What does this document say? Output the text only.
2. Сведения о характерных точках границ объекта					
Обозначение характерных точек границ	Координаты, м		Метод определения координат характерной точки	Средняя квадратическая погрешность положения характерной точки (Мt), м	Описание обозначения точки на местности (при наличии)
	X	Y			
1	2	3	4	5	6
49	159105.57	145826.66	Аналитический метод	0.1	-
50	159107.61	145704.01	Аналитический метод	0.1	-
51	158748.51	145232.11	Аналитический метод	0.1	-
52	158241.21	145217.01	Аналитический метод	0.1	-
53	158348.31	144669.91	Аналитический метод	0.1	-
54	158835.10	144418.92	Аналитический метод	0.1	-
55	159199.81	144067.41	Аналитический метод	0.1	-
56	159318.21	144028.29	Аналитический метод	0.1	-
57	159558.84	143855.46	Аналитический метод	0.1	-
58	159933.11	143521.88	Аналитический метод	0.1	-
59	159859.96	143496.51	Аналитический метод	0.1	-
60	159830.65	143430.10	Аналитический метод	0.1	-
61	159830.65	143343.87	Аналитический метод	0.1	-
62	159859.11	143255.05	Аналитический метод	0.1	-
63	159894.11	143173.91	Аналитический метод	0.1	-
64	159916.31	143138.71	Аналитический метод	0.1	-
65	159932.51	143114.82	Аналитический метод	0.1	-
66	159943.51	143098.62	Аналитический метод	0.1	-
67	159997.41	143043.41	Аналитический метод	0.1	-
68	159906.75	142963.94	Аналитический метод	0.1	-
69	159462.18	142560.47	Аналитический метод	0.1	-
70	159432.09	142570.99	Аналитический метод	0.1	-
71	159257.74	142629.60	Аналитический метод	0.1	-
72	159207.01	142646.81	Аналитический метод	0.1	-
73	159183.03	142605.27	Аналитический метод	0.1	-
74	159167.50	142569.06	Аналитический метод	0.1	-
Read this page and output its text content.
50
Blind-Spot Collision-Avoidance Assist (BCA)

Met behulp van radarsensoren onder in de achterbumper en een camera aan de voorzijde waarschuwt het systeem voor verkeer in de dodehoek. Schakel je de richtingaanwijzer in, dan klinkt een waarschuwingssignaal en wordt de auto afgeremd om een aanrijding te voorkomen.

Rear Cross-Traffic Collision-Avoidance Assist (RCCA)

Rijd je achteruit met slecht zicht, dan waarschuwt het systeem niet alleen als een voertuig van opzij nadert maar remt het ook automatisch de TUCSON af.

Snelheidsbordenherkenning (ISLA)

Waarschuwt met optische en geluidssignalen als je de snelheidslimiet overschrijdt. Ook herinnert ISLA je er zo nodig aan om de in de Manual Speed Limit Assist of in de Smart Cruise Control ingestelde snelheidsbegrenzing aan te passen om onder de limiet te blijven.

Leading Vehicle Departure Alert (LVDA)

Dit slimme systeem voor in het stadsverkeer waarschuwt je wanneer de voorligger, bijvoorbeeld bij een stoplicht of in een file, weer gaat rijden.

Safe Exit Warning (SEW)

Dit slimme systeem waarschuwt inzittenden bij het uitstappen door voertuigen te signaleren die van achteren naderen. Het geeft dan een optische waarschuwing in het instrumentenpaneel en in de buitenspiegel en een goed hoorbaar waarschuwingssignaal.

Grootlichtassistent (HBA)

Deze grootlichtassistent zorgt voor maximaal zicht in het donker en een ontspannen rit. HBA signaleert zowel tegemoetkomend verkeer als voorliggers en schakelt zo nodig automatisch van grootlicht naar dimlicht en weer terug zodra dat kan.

—————

#### [Goal of the exercise]
Using the entries above, return each line in which the word "nodig" occurs.

#### [Exercise answer]
Waarschuwt met optische en geluidssignalen als je de snelheidslimiet overschrijdt. Ook herinnert ISLA je er zo nodig aan om de in de Manual Speed Limit Assist of in de Smart Cruise Control ingestelde snelheidsbegrenzing aan te passen om onder de limiet te blijven.
Deze grootlichtassistent zorgt voor maximaal zicht in het donker en een ontspannen rit. HBA signaleert zowel tegemoetkomend verkeer als voorliggers en schakelt zo nodig automatisch van grootlicht naar dimlicht en weer terug zodra dat kan.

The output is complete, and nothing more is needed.